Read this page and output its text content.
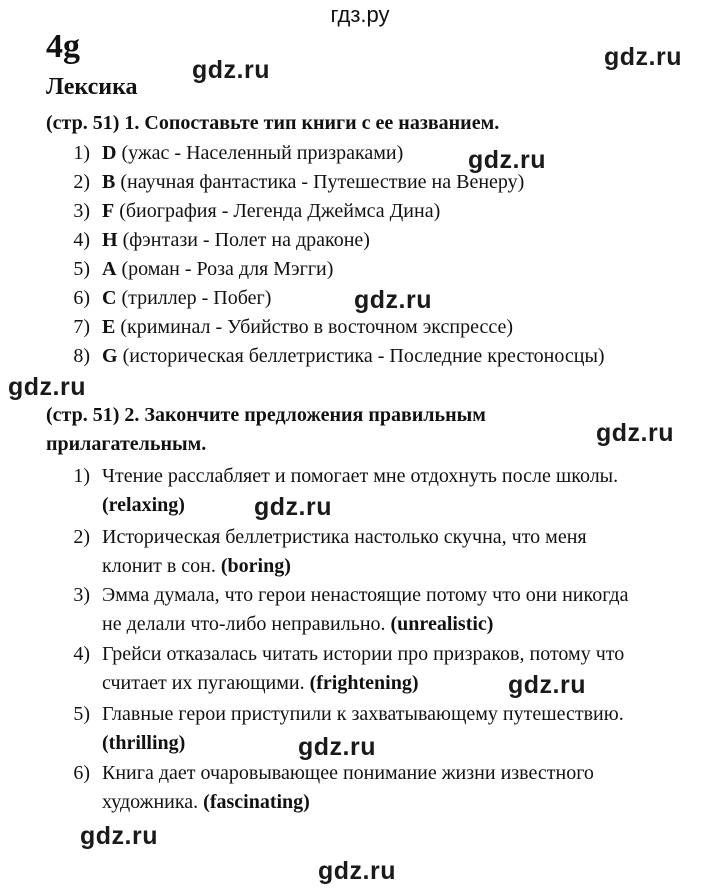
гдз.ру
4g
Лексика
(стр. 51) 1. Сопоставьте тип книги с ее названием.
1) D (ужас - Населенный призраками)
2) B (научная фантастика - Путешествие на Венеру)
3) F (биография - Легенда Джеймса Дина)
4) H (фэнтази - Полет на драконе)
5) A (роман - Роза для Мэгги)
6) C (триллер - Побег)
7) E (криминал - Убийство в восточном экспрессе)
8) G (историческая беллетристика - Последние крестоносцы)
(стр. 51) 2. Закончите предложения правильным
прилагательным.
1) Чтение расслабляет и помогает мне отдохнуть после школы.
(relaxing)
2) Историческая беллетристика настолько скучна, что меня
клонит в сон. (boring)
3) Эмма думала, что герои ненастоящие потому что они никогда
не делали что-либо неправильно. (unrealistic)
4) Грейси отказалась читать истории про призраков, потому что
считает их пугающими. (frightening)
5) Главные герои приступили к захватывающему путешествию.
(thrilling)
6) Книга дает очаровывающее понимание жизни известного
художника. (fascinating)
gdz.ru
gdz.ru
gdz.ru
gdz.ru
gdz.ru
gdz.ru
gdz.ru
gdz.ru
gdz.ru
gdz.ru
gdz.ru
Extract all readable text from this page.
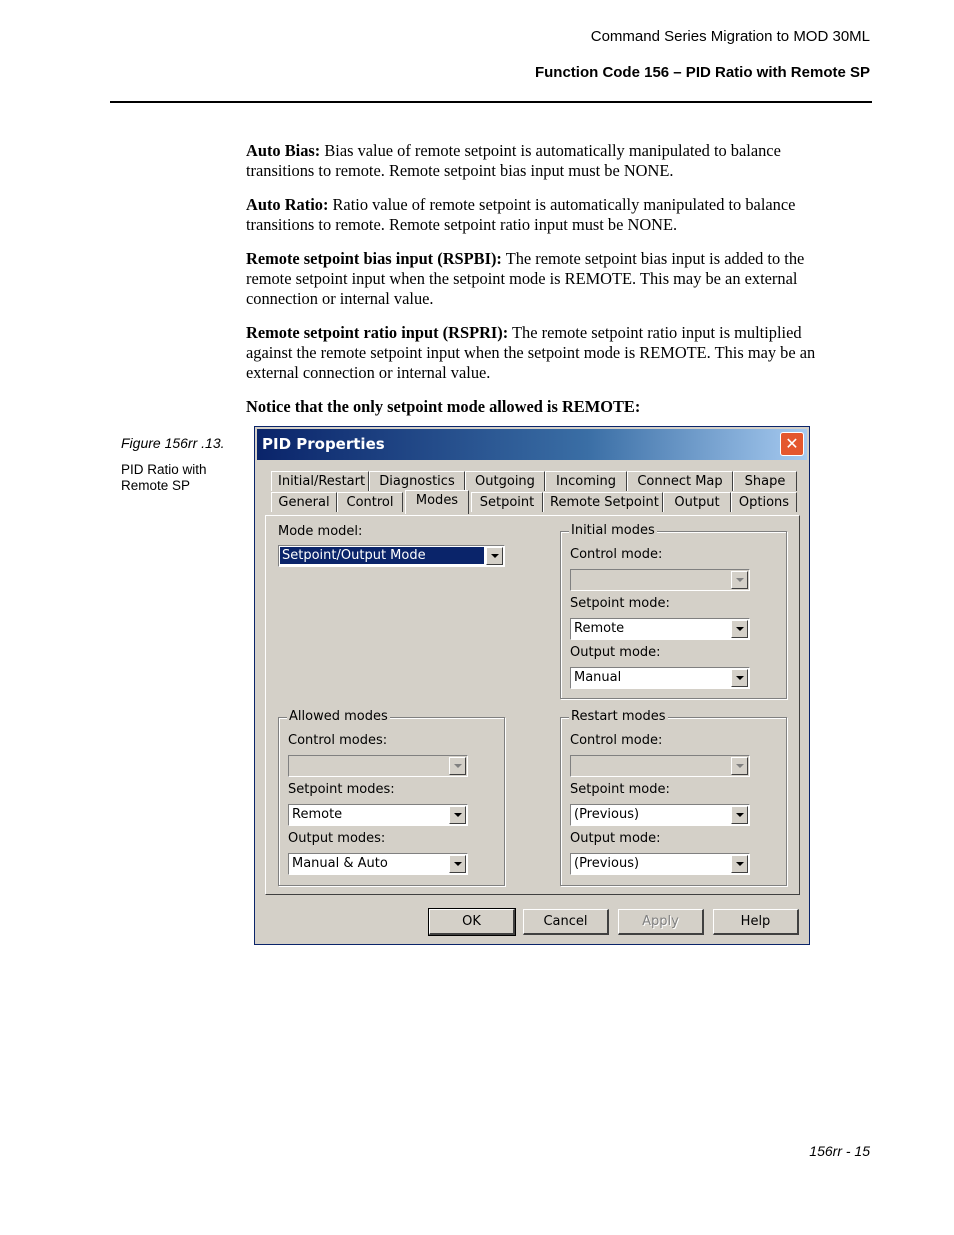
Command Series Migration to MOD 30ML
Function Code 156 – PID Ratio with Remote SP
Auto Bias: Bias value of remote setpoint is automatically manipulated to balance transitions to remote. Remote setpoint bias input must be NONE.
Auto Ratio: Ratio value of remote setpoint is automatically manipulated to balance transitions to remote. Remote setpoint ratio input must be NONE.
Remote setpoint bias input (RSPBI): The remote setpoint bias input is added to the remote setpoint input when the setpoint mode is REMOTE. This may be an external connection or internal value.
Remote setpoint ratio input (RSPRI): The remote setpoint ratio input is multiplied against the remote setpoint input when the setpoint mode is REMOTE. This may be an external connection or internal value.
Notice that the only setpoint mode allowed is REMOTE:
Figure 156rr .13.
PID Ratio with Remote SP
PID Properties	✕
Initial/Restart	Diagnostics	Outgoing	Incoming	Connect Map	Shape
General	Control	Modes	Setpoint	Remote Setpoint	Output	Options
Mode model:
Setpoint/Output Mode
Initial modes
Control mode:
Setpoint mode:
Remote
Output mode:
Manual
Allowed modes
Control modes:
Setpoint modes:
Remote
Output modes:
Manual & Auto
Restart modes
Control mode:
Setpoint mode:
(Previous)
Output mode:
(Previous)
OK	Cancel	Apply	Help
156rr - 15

* Aim
From the entries above, return each line with the word "external" in it.

* Complete output
Remote setpoint bias input (RSPBI): The remote setpoint bias input is added to the remote setpoint input when the setpoint mode is REMOTE. This may be an external connection or internal value.
Remote setpoint ratio input (RSPRI): The remote setpoint ratio input is multiplied against the remote setpoint input when the setpoint mode is REMOTE. This may be an external connection or internal value.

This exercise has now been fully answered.